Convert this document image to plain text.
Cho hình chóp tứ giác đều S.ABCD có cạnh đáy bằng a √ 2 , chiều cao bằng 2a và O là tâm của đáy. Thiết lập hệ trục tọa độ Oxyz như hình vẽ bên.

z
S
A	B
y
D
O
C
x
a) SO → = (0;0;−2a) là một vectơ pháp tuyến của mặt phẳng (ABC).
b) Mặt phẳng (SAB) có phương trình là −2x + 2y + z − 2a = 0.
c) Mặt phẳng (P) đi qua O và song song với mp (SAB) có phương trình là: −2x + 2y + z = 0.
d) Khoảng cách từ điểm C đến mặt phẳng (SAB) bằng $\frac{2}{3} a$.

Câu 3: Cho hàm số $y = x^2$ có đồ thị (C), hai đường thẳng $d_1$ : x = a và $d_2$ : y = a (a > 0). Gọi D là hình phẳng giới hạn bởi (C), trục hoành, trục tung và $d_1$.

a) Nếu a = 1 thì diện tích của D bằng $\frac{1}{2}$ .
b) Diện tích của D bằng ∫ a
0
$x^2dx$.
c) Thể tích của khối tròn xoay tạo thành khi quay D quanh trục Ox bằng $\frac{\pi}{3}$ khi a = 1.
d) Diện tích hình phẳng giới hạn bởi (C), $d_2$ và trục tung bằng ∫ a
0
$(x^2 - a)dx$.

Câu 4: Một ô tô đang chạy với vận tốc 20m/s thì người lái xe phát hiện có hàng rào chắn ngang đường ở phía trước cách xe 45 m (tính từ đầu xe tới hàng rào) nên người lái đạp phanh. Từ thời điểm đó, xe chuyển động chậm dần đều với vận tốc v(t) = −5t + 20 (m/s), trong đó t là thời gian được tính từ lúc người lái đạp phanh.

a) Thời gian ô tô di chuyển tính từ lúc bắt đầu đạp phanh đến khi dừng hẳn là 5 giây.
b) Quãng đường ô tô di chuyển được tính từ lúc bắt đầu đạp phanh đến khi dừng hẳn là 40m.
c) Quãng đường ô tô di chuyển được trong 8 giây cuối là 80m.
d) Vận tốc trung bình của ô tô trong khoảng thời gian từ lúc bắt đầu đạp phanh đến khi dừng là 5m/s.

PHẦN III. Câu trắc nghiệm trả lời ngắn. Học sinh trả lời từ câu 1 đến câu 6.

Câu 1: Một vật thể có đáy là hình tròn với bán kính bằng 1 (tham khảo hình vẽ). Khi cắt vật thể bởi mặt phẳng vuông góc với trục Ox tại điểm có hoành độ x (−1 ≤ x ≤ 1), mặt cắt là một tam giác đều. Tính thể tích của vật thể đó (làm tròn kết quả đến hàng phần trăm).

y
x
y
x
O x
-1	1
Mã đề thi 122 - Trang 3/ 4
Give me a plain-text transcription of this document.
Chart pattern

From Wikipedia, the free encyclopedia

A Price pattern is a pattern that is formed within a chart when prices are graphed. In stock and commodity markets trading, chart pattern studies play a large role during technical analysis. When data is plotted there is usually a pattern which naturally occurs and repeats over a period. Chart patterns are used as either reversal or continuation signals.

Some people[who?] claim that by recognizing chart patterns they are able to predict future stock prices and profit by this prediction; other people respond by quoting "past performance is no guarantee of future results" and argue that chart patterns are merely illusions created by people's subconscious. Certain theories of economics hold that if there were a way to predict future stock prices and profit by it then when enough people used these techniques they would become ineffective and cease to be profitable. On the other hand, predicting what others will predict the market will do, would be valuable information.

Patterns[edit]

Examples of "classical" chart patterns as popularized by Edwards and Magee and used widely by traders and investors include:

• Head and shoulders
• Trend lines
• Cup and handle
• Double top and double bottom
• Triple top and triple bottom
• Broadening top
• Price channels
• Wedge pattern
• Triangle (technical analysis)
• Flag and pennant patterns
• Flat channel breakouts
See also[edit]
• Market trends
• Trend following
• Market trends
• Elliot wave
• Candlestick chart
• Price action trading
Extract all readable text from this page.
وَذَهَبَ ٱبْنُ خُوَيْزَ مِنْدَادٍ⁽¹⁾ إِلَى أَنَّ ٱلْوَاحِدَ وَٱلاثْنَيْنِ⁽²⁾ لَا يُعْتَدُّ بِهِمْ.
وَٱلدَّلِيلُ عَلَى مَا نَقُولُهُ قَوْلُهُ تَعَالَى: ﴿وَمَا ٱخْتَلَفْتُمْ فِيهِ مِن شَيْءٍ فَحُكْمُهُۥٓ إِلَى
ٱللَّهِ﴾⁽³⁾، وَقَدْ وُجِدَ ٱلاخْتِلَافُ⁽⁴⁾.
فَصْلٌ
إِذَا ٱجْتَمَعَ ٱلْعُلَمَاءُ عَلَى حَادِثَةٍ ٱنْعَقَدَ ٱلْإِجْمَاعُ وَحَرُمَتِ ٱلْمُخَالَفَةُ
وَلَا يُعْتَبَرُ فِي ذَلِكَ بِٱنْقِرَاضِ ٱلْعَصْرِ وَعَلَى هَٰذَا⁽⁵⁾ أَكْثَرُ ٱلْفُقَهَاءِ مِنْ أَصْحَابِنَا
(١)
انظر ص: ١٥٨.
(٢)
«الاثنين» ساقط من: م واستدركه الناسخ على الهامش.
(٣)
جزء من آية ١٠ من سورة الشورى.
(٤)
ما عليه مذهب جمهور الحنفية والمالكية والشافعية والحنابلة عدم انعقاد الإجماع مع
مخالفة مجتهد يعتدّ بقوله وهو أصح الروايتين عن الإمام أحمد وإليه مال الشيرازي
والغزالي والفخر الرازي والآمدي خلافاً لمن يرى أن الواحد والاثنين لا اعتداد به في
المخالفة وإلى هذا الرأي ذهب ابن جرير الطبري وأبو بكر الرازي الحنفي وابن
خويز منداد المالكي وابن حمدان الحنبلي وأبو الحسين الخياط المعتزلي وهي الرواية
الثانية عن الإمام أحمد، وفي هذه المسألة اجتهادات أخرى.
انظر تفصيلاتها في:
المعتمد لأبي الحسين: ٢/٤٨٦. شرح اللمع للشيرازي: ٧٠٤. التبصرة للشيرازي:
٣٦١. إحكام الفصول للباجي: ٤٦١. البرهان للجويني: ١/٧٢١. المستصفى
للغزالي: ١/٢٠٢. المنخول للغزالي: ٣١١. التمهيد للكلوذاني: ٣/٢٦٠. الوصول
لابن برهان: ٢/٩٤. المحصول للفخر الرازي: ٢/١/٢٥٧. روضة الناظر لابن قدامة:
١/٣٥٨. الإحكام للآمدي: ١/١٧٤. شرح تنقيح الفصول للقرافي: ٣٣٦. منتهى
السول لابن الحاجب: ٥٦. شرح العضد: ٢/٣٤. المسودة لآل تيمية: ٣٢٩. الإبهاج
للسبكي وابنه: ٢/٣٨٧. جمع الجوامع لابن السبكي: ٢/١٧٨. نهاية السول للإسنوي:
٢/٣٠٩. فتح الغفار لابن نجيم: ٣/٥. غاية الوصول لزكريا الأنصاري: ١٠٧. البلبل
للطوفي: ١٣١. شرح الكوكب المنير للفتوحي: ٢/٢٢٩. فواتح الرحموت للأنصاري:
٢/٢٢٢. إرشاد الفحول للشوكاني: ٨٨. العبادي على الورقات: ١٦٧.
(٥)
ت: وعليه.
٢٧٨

★ ★ ★

# GOAL
Transcribe each entry precisely, missing none.

# WRITTEN REPLY
Convert this document image to plain text.
Cho hình chóp tứ giác đều S.ABCD có cạnh đáy bằng a √ 2 , chiều cao bằng 2a và O là tâm của đáy. Thiết lập hệ trục tọa độ Oxyz như hình vẽ bên.

z
S
A	B
y
D
O
C
x
a) SO → = (0;0;−2a) là một vectơ pháp tuyến của mặt phẳng (ABC).
b) Mặt phẳng (SAB) có phương trình là −2x + 2y + z − 2a = 0.
c) Mặt phẳng (P) đi qua O và song song với mp (SAB) có phương trình là: −2x + 2y + z = 0.
d) Khoảng cách từ điểm C đến mặt phẳng (SAB) bằng $\frac{2}{3} a$.

Câu 3: Cho hàm số $y = x^2$ có đồ thị (C), hai đường thẳng $d_1$ : x = a và $d_2$ : y = a (a > 0). Gọi D là hình phẳng giới hạn bởi (C), trục hoành, trục tung và $d_1$.

a) Nếu a = 1 thì diện tích của D bằng $\frac{1}{2}$ .
b) Diện tích của D bằng ∫ a
0
$x^2dx$.
c) Thể tích của khối tròn xoay tạo thành khi quay D quanh trục Ox bằng $\frac{\pi}{3}$ khi a = 1.
d) Diện tích hình phẳng giới hạn bởi (C), $d_2$ và trục tung bằng ∫ a
0
$(x^2 - a)dx$.

Câu 4: Một ô tô đang chạy với vận tốc 20m/s thì người lái xe phát hiện có hàng rào chắn ngang đường ở phía trước cách xe 45 m (tính từ đầu xe tới hàng rào) nên người lái đạp phanh. Từ thời điểm đó, xe chuyển động chậm dần đều với vận tốc v(t) = −5t + 20 (m/s), trong đó t là thời gian được tính từ lúc người lái đạp phanh.

a) Thời gian ô tô di chuyển tính từ lúc bắt đầu đạp phanh đến khi dừng hẳn là 5 giây.
b) Quãng đường ô tô di chuyển được tính từ lúc bắt đầu đạp phanh đến khi dừng hẳn là 40m.
c) Quãng đường ô tô di chuyển được trong 8 giây cuối là 80m.
d) Vận tốc trung bình của ô tô trong khoảng thời gian từ lúc bắt đầu đạp phanh đến khi dừng là 5m/s.

PHẦN III. Câu trắc nghiệm trả lời ngắn. Học sinh trả lời từ câu 1 đến câu 6.

Câu 1: Một vật thể có đáy là hình tròn với bán kính bằng 1 (tham khảo hình vẽ). Khi cắt vật thể bởi mặt phẳng vuông góc với trục Ox tại điểm có hoành độ x (−1 ≤ x ≤ 1), mặt cắt là một tam giác đều. Tính thể tích của vật thể đó (làm tròn kết quả đến hàng phần trăm).

y
x
y
x
O x
-1	1
Mã đề thi 122 - Trang 3/ 4
Give me a plain-text transcription of this document.
Chart pattern

From Wikipedia, the free encyclopedia

A Price pattern is a pattern that is formed within a chart when prices are graphed. In stock and commodity markets trading, chart pattern studies play a large role during technical analysis. When data is plotted there is usually a pattern which naturally occurs and repeats over a period. Chart patterns are used as either reversal or continuation signals.

Some people[who?] claim that by recognizing chart patterns they are able to predict future stock prices and profit by this prediction; other people respond by quoting "past performance is no guarantee of future results" and argue that chart patterns are merely illusions created by people's subconscious. Certain theories of economics hold that if there were a way to predict future stock prices and profit by it then when enough people used these techniques they would become ineffective and cease to be profitable. On the other hand, predicting what others will predict the market will do, would be valuable information.

Patterns[edit]

Examples of "classical" chart patterns as popularized by Edwards and Magee and used widely by traders and investors include:

• Head and shoulders
• Trend lines
• Cup and handle
• Double top and double bottom
• Triple top and triple bottom
• Broadening top
• Price channels
• Wedge pattern
• Triangle (technical analysis)
• Flag and pennant patterns
• Flat channel breakouts
See also[edit]
• Market trends
• Trend following
• Market trends
• Elliot wave
• Candlestick chart
• Price action trading
Extract all readable text from this page.
وَذَهَبَ ٱبْنُ خُوَيْزَ مِنْدَادٍ⁽¹⁾ إِلَى أَنَّ ٱلْوَاحِدَ وَٱلاثْنَيْنِ⁽²⁾ لَا يُعْتَدُّ بِهِمْ.
وَٱلدَّلِيلُ عَلَى مَا نَقُولُهُ قَوْلُهُ تَعَالَى: ﴿وَمَا ٱخْتَلَفْتُمْ فِيهِ مِن شَيْءٍ فَحُكْمُهُۥٓ إِلَى
ٱللَّهِ﴾⁽³⁾، وَقَدْ وُجِدَ ٱلاخْتِلَافُ⁽⁴⁾.
فَصْلٌ
إِذَا ٱجْتَمَعَ ٱلْعُلَمَاءُ عَلَى حَادِثَةٍ ٱنْعَقَدَ ٱلْإِجْمَاعُ وَحَرُمَتِ ٱلْمُخَالَفَةُ
وَلَا يُعْتَبَرُ فِي ذَلِكَ بِٱنْقِرَاضِ ٱلْعَصْرِ وَعَلَى هَٰذَا⁽⁵⁾ أَكْثَرُ ٱلْفُقَهَاءِ مِنْ أَصْحَابِنَا
(١)
انظر ص: ١٥٨.
(٢)
«الاثنين» ساقط من: م واستدركه الناسخ على الهامش.
(٣)
جزء من آية ١٠ من سورة الشورى.
(٤)
ما عليه مذهب جمهور الحنفية والمالكية والشافعية والحنابلة عدم انعقاد الإجماع مع
مخالفة مجتهد يعتدّ بقوله وهو أصح الروايتين عن الإمام أحمد وإليه مال الشيرازي
والغزالي والفخر الرازي والآمدي خلافاً لمن يرى أن الواحد والاثنين لا اعتداد به في
المخالفة وإلى هذا الرأي ذهب ابن جرير الطبري وأبو بكر الرازي الحنفي وابن
خويز منداد المالكي وابن حمدان الحنبلي وأبو الحسين الخياط المعتزلي وهي الرواية
الثانية عن الإمام أحمد، وفي هذه المسألة اجتهادات أخرى.
انظر تفصيلاتها في:
المعتمد لأبي الحسين: ٢/٤٨٦. شرح اللمع للشيرازي: ٧٠٤. التبصرة للشيرازي:
٣٦١. إحكام الفصول للباجي: ٤٦١. البرهان للجويني: ١/٧٢١. المستصفى
للغزالي: ١/٢٠٢. المنخول للغزالي: ٣١١. التمهيد للكلوذاني: ٣/٢٦٠. الوصول
لابن برهان: ٢/٩٤. المحصول للفخر الرازي: ٢/١/٢٥٧. روضة الناظر لابن قدامة:
١/٣٥٨. الإحكام للآمدي: ١/١٧٤. شرح تنقيح الفصول للقرافي: ٣٣٦. منتهى
السول لابن الحاجب: ٥٦. شرح العضد: ٢/٣٤. المسودة لآل تيمية: ٣٢٩. الإبهاج
للسبكي وابنه: ٢/٣٨٧. جمع الجوامع لابن السبكي: ٢/١٧٨. نهاية السول للإسنوي:
٢/٣٠٩. فتح الغفار لابن نجيم: ٣/٥. غاية الوصول لزكريا الأنصاري: ١٠٧. البلبل
للطوفي: ١٣١. شرح الكوكب المنير للفتوحي: ٢/٢٢٩. فواتح الرحموت للأنصاري:
٢/٢٢٢. إرشاد الفحول للشوكاني: ٨٨. العبادي على الورقات: ١٦٧.
(٥)
ت: وعليه.
٢٧٨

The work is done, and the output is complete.